* [Given problem] Look through the data below. Show each line where the string "image" occurs.
┌─ Available records
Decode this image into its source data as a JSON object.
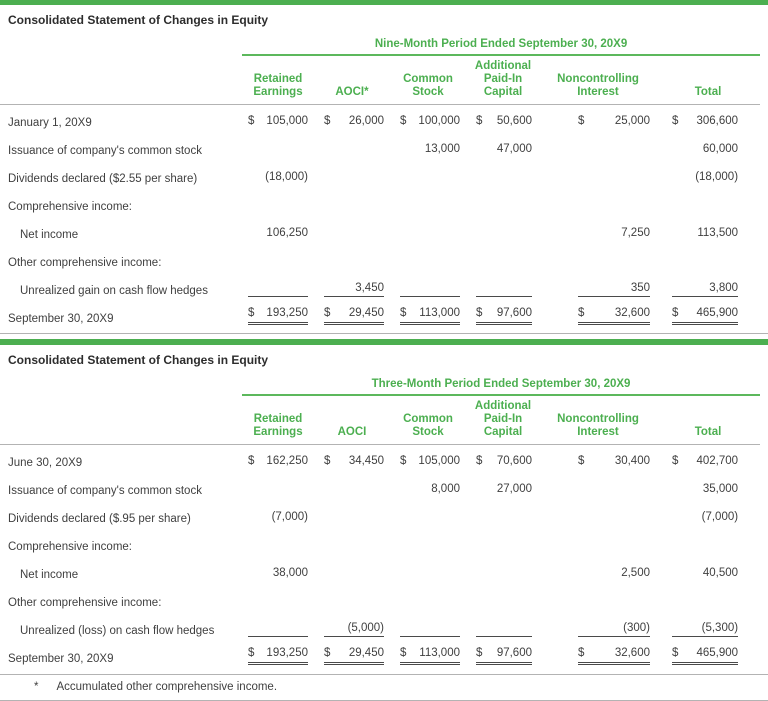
{
  "colors": {
    "accent_green": "#4caf50",
    "rule_gray": "#b3b3b3",
    "text": "#3f3f3f"
  },
  "footnote": {
    "marker": "*",
    "text": "Accumulated other comprehensive income."
  },
  "tables": [
    {
      "title": "Consolidated Statement of Changes in Equity",
      "period": "Nine-Month Period Ended September 30, 20X9",
      "columns": [
        "Retained\nEarnings",
        "AOCI*",
        "Common\nStock",
        "Additional\nPaid-In\nCapital",
        "Noncontrolling\nInterest",
        "Total"
      ],
      "rows": [
        {
          "label": "January 1, 20X9",
          "cells": [
            {
              "cur": "$",
              "val": "105,000"
            },
            {
              "cur": "$",
              "val": "26,000"
            },
            {
              "cur": "$",
              "val": "100,000"
            },
            {
              "cur": "$",
              "val": "50,600"
            },
            {
              "cur": "$",
              "val": "25,000"
            },
            {
              "cur": "$",
              "val": "306,600"
            }
          ]
        },
        {
          "label": "Issuance of company's common stock",
          "cells": [
            {},
            {},
            {
              "cur": "",
              "val": "13,000"
            },
            {
              "cur": "",
              "val": "47,000"
            },
            {},
            {
              "cur": "",
              "val": "60,000"
            }
          ]
        },
        {
          "label": "Dividends declared ($2.55 per share)",
          "cells": [
            {
              "cur": "",
              "val": "(18,000)"
            },
            {},
            {},
            {},
            {},
            {
              "cur": "",
              "val": "(18,000)"
            }
          ]
        },
        {
          "label": "Comprehensive income:",
          "cells": [
            {},
            {},
            {},
            {},
            {},
            {}
          ]
        },
        {
          "label": "Net income",
          "cells": [
            {
              "cur": "",
              "val": "106,250"
            },
            {},
            {},
            {},
            {
              "cur": "",
              "val": "7,250"
            },
            {
              "cur": "",
              "val": "113,500"
            }
          ]
        },
        {
          "label": "Other comprehensive income:",
          "cells": [
            {},
            {},
            {},
            {},
            {},
            {}
          ]
        },
        {
          "label": "Unrealized gain on cash flow hedges",
          "cells": [
            {},
            {
              "cur": "",
              "val": "3,450"
            },
            {},
            {},
            {
              "cur": "",
              "val": "350"
            },
            {
              "cur": "",
              "val": "3,800"
            }
          ]
        },
        {
          "label": "September 30, 20X9",
          "cells": [
            {
              "cur": "$",
              "val": "193,250"
            },
            {
              "cur": "$",
              "val": "29,450"
            },
            {
              "cur": "$",
              "val": "113,000"
            },
            {
              "cur": "$",
              "val": "97,600"
            },
            {
              "cur": "$",
              "val": "32,600"
            },
            {
              "cur": "$",
              "val": "465,900"
            }
          ]
        }
      ]
    },
    {
      "title": "Consolidated Statement of Changes in Equity",
      "period": "Three-Month Period Ended September 30, 20X9",
      "columns": [
        "Retained\nEarnings",
        "AOCI",
        "Common\nStock",
        "Additional\nPaid-In\nCapital",
        "Noncontrolling\nInterest",
        "Total"
      ],
      "rows": [
        {
          "label": "June 30, 20X9",
          "cells": [
            {
              "cur": "$",
              "val": "162,250"
            },
            {
              "cur": "$",
              "val": "34,450"
            },
            {
              "cur": "$",
              "val": "105,000"
            },
            {
              "cur": "$",
              "val": "70,600"
            },
            {
              "cur": "$",
              "val": "30,400"
            },
            {
              "cur": "$",
              "val": "402,700"
            }
          ]
        },
        {
          "label": "Issuance of company's common stock",
          "cells": [
            {},
            {},
            {
              "cur": "",
              "val": "8,000"
            },
            {
              "cur": "",
              "val": "27,000"
            },
            {},
            {
              "cur": "",
              "val": "35,000"
            }
          ]
        },
        {
          "label": "Dividends declared ($.95 per share)",
          "cells": [
            {
              "cur": "",
              "val": "(7,000)"
            },
            {},
            {},
            {},
            {},
            {
              "cur": "",
              "val": "(7,000)"
            }
          ]
        },
        {
          "label": "Comprehensive income:",
          "cells": [
            {},
            {},
            {},
            {},
            {},
            {}
          ]
        },
        {
          "label": "Net income",
          "cells": [
            {
              "cur": "",
              "val": "38,000"
            },
            {},
            {},
            {},
            {
              "cur": "",
              "val": "2,500"
            },
            {
              "cur": "",
              "val": "40,500"
            }
          ]
        },
        {
          "label": "Other comprehensive income:",
          "cells": [
            {},
            {},
            {},
            {},
            {},
            {}
          ]
        },
        {
          "label": "Unrealized (loss) on cash flow hedges",
          "cells": [
            {},
            {
              "cur": "",
              "val": "(5,000)"
            },
            {},
            {},
            {
              "cur": "",
              "val": "(300)"
            },
            {
              "cur": "",
              "val": "(5,300)"
            }
          ]
        },
        {
          "label": "September 30, 20X9",
          "cells": [
            {
              "cur": "$",
              "val": "193,250"
            },
            {
              "cur": "$",
              "val": "29,450"
            },
            {
              "cur": "$",
              "val": "113,000"
            },
            {
              "cur": "$",
              "val": "97,600"
            },
            {
              "cur": "$",
              "val": "32,600"
            },
            {
              "cur": "$",
              "val": "465,900"
            }
          ]
        }
      ]
    }
  ]
}
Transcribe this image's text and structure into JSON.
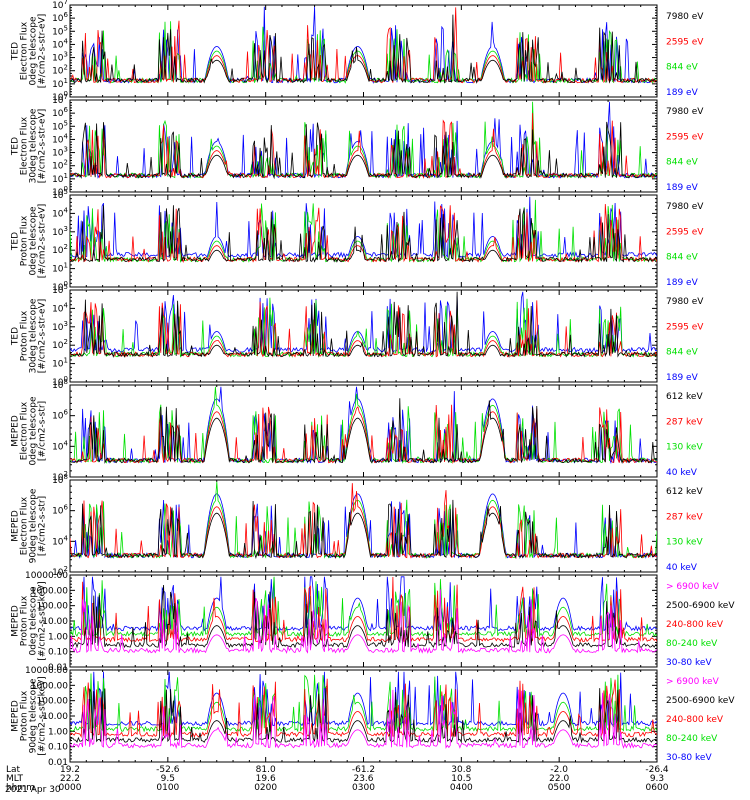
{
  "colors": {
    "blue": "#0000ff",
    "red": "#ff0000",
    "green": "#00e000",
    "black": "#000000",
    "magenta": "#ff00ff"
  },
  "chart_data": [
    {
      "type": "line",
      "ylabel": [
        "TED",
        "Electron Flux",
        "0deg telescope",
        "[#/cm2-s-str-eV]"
      ],
      "scale": "log",
      "ytick_labels": [
        "10^0",
        "10^1",
        "10^2",
        "10^3",
        "10^4",
        "10^5",
        "10^6",
        "10^7"
      ],
      "legend": [
        {
          "name": "7980 eV",
          "color": "#000000"
        },
        {
          "name": "2595 eV",
          "color": "#ff0000"
        },
        {
          "name": "844 eV",
          "color": "#00e000"
        },
        {
          "name": "189 eV",
          "color": "#0000ff"
        }
      ]
    },
    {
      "type": "line",
      "ylabel": [
        "TED",
        "Electron Flux",
        "30deg telescope",
        "[#/cm2-s-str-eV]"
      ],
      "scale": "log",
      "ytick_labels": [
        "10^0",
        "10^1",
        "10^2",
        "10^3",
        "10^4",
        "10^5",
        "10^6",
        "10^7"
      ],
      "legend": [
        {
          "name": "7980 eV",
          "color": "#000000"
        },
        {
          "name": "2595 eV",
          "color": "#ff0000"
        },
        {
          "name": "844 eV",
          "color": "#00e000"
        },
        {
          "name": "189 eV",
          "color": "#0000ff"
        }
      ]
    },
    {
      "type": "line",
      "ylabel": [
        "TED",
        "Proton Flux",
        "0deg telescope",
        "[#/cm2-s-str-eV]"
      ],
      "scale": "log",
      "ytick_labels": [
        "10^0",
        "10^1",
        "10^2",
        "10^3",
        "10^4",
        "10^5"
      ],
      "legend": [
        {
          "name": "7980 eV",
          "color": "#000000"
        },
        {
          "name": "2595 eV",
          "color": "#ff0000"
        },
        {
          "name": "844 eV",
          "color": "#00e000"
        },
        {
          "name": "189 eV",
          "color": "#0000ff"
        }
      ]
    },
    {
      "type": "line",
      "ylabel": [
        "TED",
        "Proton Flux",
        "30deg telescope",
        "[#/cm2-s-str-eV]"
      ],
      "scale": "log",
      "ytick_labels": [
        "10^0",
        "10^1",
        "10^2",
        "10^3",
        "10^4",
        "10^5"
      ],
      "legend": [
        {
          "name": "7980 eV",
          "color": "#000000"
        },
        {
          "name": "2595 eV",
          "color": "#ff0000"
        },
        {
          "name": "844 eV",
          "color": "#00e000"
        },
        {
          "name": "189 eV",
          "color": "#0000ff"
        }
      ]
    },
    {
      "type": "line",
      "ylabel": [
        "MEPED",
        "Electron Flux",
        "0deg telescope",
        "[#/cm2-s-str]"
      ],
      "scale": "log",
      "ytick_labels": [
        "10^2",
        "10^4",
        "10^6",
        "10^8"
      ],
      "legend": [
        {
          "name": "612 keV",
          "color": "#000000"
        },
        {
          "name": "287 keV",
          "color": "#ff0000"
        },
        {
          "name": "130 keV",
          "color": "#00e000"
        },
        {
          "name": "40 keV",
          "color": "#0000ff"
        }
      ]
    },
    {
      "type": "line",
      "ylabel": [
        "MEPED",
        "Electron Flux",
        "90deg telescope",
        "[#/cm2-s-str]"
      ],
      "scale": "log",
      "ytick_labels": [
        "10^2",
        "10^4",
        "10^6",
        "10^8"
      ],
      "legend": [
        {
          "name": "612 keV",
          "color": "#000000"
        },
        {
          "name": "287 keV",
          "color": "#ff0000"
        },
        {
          "name": "130 keV",
          "color": "#00e000"
        },
        {
          "name": "40 keV",
          "color": "#0000ff"
        }
      ]
    },
    {
      "type": "line",
      "ylabel": [
        "MEPED",
        "Proton Flux",
        "0deg telescope",
        "[#/cm2-s-str-keV]"
      ],
      "scale": "log",
      "ytick_labels": [
        "0.01",
        "0.10",
        "1.00",
        "10.00",
        "100.00",
        "1000.00",
        "10000.00"
      ],
      "legend": [
        {
          "name": "> 6900 keV",
          "color": "#ff00ff"
        },
        {
          "name": "2500-6900 keV",
          "color": "#000000"
        },
        {
          "name": "240-800 keV",
          "color": "#ff0000"
        },
        {
          "name": "80-240 keV",
          "color": "#00e000"
        },
        {
          "name": "30-80 keV",
          "color": "#0000ff"
        }
      ]
    },
    {
      "type": "line",
      "ylabel": [
        "MEPED",
        "Proton Flux",
        "90deg telescope",
        "[#/cm2-s-str-keV]"
      ],
      "scale": "log",
      "ytick_labels": [
        "0.01",
        "0.10",
        "1.00",
        "10.00",
        "100.00",
        "1000.00",
        "10000.00"
      ],
      "legend": [
        {
          "name": "> 6900 keV",
          "color": "#ff00ff"
        },
        {
          "name": "2500-6900 keV",
          "color": "#000000"
        },
        {
          "name": "240-800 keV",
          "color": "#ff0000"
        },
        {
          "name": "80-240 keV",
          "color": "#00e000"
        },
        {
          "name": "30-80 keV",
          "color": "#0000ff"
        }
      ]
    }
  ],
  "x_axis": {
    "row_labels": [
      "Lat",
      "MLT",
      "hhmm"
    ],
    "lat": [
      "19.2",
      "-52.6",
      "81.0",
      "-61.2",
      "30.8",
      "-2.0",
      "-26.4"
    ],
    "mlt": [
      "22.2",
      "9.5",
      "19.6",
      "23.6",
      "10.5",
      "22.0",
      "9.3"
    ],
    "hhmm": [
      "0000",
      "0100",
      "0200",
      "0300",
      "0400",
      "0500",
      "0600"
    ],
    "date": "2021 Apr 30"
  }
}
└─
* [Output for this task]
Decode this image into its source data as a JSON object.
Transcribe this image's text and structure into JSON.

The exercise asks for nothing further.